Written request:
Exact repetition is required: output every record in full.

Supplied entries:
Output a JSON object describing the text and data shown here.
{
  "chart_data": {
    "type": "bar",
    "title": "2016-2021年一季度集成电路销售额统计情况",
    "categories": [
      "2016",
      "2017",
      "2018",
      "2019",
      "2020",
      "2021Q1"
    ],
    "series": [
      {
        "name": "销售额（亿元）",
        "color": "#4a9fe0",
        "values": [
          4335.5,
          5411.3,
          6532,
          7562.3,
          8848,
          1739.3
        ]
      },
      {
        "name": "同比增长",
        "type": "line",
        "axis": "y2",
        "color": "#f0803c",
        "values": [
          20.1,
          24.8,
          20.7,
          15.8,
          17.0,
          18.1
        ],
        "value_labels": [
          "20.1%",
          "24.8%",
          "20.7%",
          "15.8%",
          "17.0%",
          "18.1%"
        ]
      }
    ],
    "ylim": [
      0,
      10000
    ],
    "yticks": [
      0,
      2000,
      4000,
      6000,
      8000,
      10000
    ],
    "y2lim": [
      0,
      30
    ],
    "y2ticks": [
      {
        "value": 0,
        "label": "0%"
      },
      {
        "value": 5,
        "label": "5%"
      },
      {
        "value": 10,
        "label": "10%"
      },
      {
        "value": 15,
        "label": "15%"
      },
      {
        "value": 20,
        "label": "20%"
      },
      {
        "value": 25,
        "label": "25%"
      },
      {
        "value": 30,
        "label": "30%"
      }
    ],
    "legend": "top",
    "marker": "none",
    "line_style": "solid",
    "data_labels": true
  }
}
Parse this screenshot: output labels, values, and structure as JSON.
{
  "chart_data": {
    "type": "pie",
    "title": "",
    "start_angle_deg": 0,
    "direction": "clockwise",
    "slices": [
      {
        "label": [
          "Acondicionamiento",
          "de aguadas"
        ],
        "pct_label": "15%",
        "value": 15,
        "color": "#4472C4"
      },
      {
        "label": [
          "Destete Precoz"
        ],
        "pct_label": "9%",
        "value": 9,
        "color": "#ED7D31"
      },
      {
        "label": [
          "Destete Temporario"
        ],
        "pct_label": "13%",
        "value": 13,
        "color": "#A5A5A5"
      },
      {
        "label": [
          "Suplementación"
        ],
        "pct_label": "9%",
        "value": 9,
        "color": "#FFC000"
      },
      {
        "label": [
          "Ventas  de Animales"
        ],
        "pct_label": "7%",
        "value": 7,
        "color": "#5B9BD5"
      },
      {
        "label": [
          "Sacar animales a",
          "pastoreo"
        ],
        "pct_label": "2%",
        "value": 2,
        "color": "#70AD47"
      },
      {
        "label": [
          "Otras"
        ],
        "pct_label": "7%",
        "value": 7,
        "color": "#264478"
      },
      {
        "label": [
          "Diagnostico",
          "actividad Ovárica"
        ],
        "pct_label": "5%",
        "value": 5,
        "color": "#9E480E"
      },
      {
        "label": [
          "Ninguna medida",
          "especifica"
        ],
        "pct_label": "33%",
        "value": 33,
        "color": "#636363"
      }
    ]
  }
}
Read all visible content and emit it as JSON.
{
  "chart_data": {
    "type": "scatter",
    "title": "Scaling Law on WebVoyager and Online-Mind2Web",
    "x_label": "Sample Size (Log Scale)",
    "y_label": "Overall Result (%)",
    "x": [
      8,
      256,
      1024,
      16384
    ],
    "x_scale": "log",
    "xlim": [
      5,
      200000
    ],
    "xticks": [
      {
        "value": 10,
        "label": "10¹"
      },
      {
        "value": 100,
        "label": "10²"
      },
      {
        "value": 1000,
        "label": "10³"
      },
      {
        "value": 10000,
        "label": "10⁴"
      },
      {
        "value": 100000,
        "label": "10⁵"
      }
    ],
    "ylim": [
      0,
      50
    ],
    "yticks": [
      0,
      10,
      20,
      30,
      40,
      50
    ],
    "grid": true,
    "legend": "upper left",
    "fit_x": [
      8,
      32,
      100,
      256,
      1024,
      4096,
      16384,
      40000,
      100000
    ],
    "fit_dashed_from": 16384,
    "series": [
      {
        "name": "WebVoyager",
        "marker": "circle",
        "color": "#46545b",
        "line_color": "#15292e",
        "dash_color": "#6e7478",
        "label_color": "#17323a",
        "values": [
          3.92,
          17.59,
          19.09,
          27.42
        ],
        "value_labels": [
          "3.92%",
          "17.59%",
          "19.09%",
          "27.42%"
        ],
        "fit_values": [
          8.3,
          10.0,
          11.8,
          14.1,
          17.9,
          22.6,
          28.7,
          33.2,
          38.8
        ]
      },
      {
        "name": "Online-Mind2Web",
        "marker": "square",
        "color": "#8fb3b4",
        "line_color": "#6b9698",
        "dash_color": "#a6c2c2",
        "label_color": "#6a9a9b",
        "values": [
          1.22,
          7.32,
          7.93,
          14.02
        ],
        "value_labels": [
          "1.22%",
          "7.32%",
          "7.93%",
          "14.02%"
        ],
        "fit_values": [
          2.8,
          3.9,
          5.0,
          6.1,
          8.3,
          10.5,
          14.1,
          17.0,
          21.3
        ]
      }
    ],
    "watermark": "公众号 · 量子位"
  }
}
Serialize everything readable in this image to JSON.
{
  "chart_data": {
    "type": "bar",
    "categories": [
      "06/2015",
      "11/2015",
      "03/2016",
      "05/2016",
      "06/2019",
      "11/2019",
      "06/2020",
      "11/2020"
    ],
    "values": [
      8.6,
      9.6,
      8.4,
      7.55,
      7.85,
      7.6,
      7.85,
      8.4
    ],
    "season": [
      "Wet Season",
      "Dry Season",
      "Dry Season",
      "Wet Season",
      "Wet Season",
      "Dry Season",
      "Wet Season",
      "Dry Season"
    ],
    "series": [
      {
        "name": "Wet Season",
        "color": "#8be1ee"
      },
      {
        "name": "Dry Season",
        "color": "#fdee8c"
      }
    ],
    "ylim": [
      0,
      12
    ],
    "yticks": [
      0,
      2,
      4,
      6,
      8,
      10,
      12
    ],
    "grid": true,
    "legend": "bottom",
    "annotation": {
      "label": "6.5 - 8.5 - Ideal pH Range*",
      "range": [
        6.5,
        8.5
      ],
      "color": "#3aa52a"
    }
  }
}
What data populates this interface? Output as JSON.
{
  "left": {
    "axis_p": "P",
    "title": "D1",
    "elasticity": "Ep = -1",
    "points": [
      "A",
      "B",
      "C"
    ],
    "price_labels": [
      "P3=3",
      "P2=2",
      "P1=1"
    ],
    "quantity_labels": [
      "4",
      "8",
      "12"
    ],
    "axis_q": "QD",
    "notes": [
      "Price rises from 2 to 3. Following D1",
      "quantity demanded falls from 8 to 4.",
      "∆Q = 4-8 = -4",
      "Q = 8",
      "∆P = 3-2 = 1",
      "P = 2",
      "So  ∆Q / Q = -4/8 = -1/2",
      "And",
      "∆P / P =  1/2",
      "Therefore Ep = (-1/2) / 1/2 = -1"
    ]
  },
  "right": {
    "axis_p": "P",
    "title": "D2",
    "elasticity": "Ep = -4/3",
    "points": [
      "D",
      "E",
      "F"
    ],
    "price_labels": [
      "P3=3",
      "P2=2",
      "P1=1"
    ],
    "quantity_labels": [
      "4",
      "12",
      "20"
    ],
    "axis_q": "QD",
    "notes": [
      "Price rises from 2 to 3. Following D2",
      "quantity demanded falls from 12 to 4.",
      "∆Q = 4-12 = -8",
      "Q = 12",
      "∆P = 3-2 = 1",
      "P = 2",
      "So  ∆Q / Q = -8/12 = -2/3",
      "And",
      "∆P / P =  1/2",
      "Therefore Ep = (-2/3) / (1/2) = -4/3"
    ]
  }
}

Solution to this exercise:
Output a JSON object describing the text and data shown here.
{
  "chart_data": {
    "type": "bar",
    "title": "2016-2021年一季度集成电路销售额统计情况",
    "categories": [
      "2016",
      "2017",
      "2018",
      "2019",
      "2020",
      "2021Q1"
    ],
    "series": [
      {
        "name": "销售额（亿元）",
        "color": "#4a9fe0",
        "values": [
          4335.5,
          5411.3,
          6532,
          7562.3,
          8848,
          1739.3
        ]
      },
      {
        "name": "同比增长",
        "type": "line",
        "axis": "y2",
        "color": "#f0803c",
        "values": [
          20.1,
          24.8,
          20.7,
          15.8,
          17.0,
          18.1
        ],
        "value_labels": [
          "20.1%",
          "24.8%",
          "20.7%",
          "15.8%",
          "17.0%",
          "18.1%"
        ]
      }
    ],
    "ylim": [
      0,
      10000
    ],
    "yticks": [
      0,
      2000,
      4000,
      6000,
      8000,
      10000
    ],
    "y2lim": [
      0,
      30
    ],
    "y2ticks": [
      {
        "value": 0,
        "label": "0%"
      },
      {
        "value": 5,
        "label": "5%"
      },
      {
        "value": 10,
        "label": "10%"
      },
      {
        "value": 15,
        "label": "15%"
      },
      {
        "value": 20,
        "label": "20%"
      },
      {
        "value": 25,
        "label": "25%"
      },
      {
        "value": 30,
        "label": "30%"
      }
    ],
    "legend": "top",
    "marker": "none",
    "line_style": "solid",
    "data_labels": true
  }
}
Parse this screenshot: output labels, values, and structure as JSON.
{
  "chart_data": {
    "type": "pie",
    "title": "",
    "start_angle_deg": 0,
    "direction": "clockwise",
    "slices": [
      {
        "label": [
          "Acondicionamiento",
          "de aguadas"
        ],
        "pct_label": "15%",
        "value": 15,
        "color": "#4472C4"
      },
      {
        "label": [
          "Destete Precoz"
        ],
        "pct_label": "9%",
        "value": 9,
        "color": "#ED7D31"
      },
      {
        "label": [
          "Destete Temporario"
        ],
        "pct_label": "13%",
        "value": 13,
        "color": "#A5A5A5"
      },
      {
        "label": [
          "Suplementación"
        ],
        "pct_label": "9%",
        "value": 9,
        "color": "#FFC000"
      },
      {
        "label": [
          "Ventas  de Animales"
        ],
        "pct_label": "7%",
        "value": 7,
        "color": "#5B9BD5"
      },
      {
        "label": [
          "Sacar animales a",
          "pastoreo"
        ],
        "pct_label": "2%",
        "value": 2,
        "color": "#70AD47"
      },
      {
        "label": [
          "Otras"
        ],
        "pct_label": "7%",
        "value": 7,
        "color": "#264478"
      },
      {
        "label": [
          "Diagnostico",
          "actividad Ovárica"
        ],
        "pct_label": "5%",
        "value": 5,
        "color": "#9E480E"
      },
      {
        "label": [
          "Ninguna medida",
          "especifica"
        ],
        "pct_label": "33%",
        "value": 33,
        "color": "#636363"
      }
    ]
  }
}
Read all visible content and emit it as JSON.
{
  "chart_data": {
    "type": "scatter",
    "title": "Scaling Law on WebVoyager and Online-Mind2Web",
    "x_label": "Sample Size (Log Scale)",
    "y_label": "Overall Result (%)",
    "x": [
      8,
      256,
      1024,
      16384
    ],
    "x_scale": "log",
    "xlim": [
      5,
      200000
    ],
    "xticks": [
      {
        "value": 10,
        "label": "10¹"
      },
      {
        "value": 100,
        "label": "10²"
      },
      {
        "value": 1000,
        "label": "10³"
      },
      {
        "value": 10000,
        "label": "10⁴"
      },
      {
        "value": 100000,
        "label": "10⁵"
      }
    ],
    "ylim": [
      0,
      50
    ],
    "yticks": [
      0,
      10,
      20,
      30,
      40,
      50
    ],
    "grid": true,
    "legend": "upper left",
    "fit_x": [
      8,
      32,
      100,
      256,
      1024,
      4096,
      16384,
      40000,
      100000
    ],
    "fit_dashed_from": 16384,
    "series": [
      {
        "name": "WebVoyager",
        "marker": "circle",
        "color": "#46545b",
        "line_color": "#15292e",
        "dash_color": "#6e7478",
        "label_color": "#17323a",
        "values": [
          3.92,
          17.59,
          19.09,
          27.42
        ],
        "value_labels": [
          "3.92%",
          "17.59%",
          "19.09%",
          "27.42%"
        ],
        "fit_values": [
          8.3,
          10.0,
          11.8,
          14.1,
          17.9,
          22.6,
          28.7,
          33.2,
          38.8
        ]
      },
      {
        "name": "Online-Mind2Web",
        "marker": "square",
        "color": "#8fb3b4",
        "line_color": "#6b9698",
        "dash_color": "#a6c2c2",
        "label_color": "#6a9a9b",
        "values": [
          1.22,
          7.32,
          7.93,
          14.02
        ],
        "value_labels": [
          "1.22%",
          "7.32%",
          "7.93%",
          "14.02%"
        ],
        "fit_values": [
          2.8,
          3.9,
          5.0,
          6.1,
          8.3,
          10.5,
          14.1,
          17.0,
          21.3
        ]
      }
    ],
    "watermark": "公众号 · 量子位"
  }
}
Serialize everything readable in this image to JSON.
{
  "chart_data": {
    "type": "bar",
    "categories": [
      "06/2015",
      "11/2015",
      "03/2016",
      "05/2016",
      "06/2019",
      "11/2019",
      "06/2020",
      "11/2020"
    ],
    "values": [
      8.6,
      9.6,
      8.4,
      7.55,
      7.85,
      7.6,
      7.85,
      8.4
    ],
    "season": [
      "Wet Season",
      "Dry Season",
      "Dry Season",
      "Wet Season",
      "Wet Season",
      "Dry Season",
      "Wet Season",
      "Dry Season"
    ],
    "series": [
      {
        "name": "Wet Season",
        "color": "#8be1ee"
      },
      {
        "name": "Dry Season",
        "color": "#fdee8c"
      }
    ],
    "ylim": [
      0,
      12
    ],
    "yticks": [
      0,
      2,
      4,
      6,
      8,
      10,
      12
    ],
    "grid": true,
    "legend": "bottom",
    "annotation": {
      "label": "6.5 - 8.5 - Ideal pH Range*",
      "range": [
        6.5,
        8.5
      ],
      "color": "#3aa52a"
    }
  }
}
What data populates this interface? Output as JSON.
{
  "left": {
    "axis_p": "P",
    "title": "D1",
    "elasticity": "Ep = -1",
    "points": [
      "A",
      "B",
      "C"
    ],
    "price_labels": [
      "P3=3",
      "P2=2",
      "P1=1"
    ],
    "quantity_labels": [
      "4",
      "8",
      "12"
    ],
    "axis_q": "QD",
    "notes": [
      "Price rises from 2 to 3. Following D1",
      "quantity demanded falls from 8 to 4.",
      "∆Q = 4-8 = -4",
      "Q = 8",
      "∆P = 3-2 = 1",
      "P = 2",
      "So  ∆Q / Q = -4/8 = -1/2",
      "And",
      "∆P / P =  1/2",
      "Therefore Ep = (-1/2) / 1/2 = -1"
    ]
  },
  "right": {
    "axis_p": "P",
    "title": "D2",
    "elasticity": "Ep = -4/3",
    "points": [
      "D",
      "E",
      "F"
    ],
    "price_labels": [
      "P3=3",
      "P2=2",
      "P1=1"
    ],
    "quantity_labels": [
      "4",
      "12",
      "20"
    ],
    "axis_q": "QD",
    "notes": [
      "Price rises from 2 to 3. Following D2",
      "quantity demanded falls from 12 to 4.",
      "∆Q = 4-12 = -8",
      "Q = 12",
      "∆P = 3-2 = 1",
      "P = 2",
      "So  ∆Q / Q = -8/12 = -2/3",
      "And",
      "∆P / P =  1/2",
      "Therefore Ep = (-2/3) / (1/2) = -4/3"
    ]
  }
}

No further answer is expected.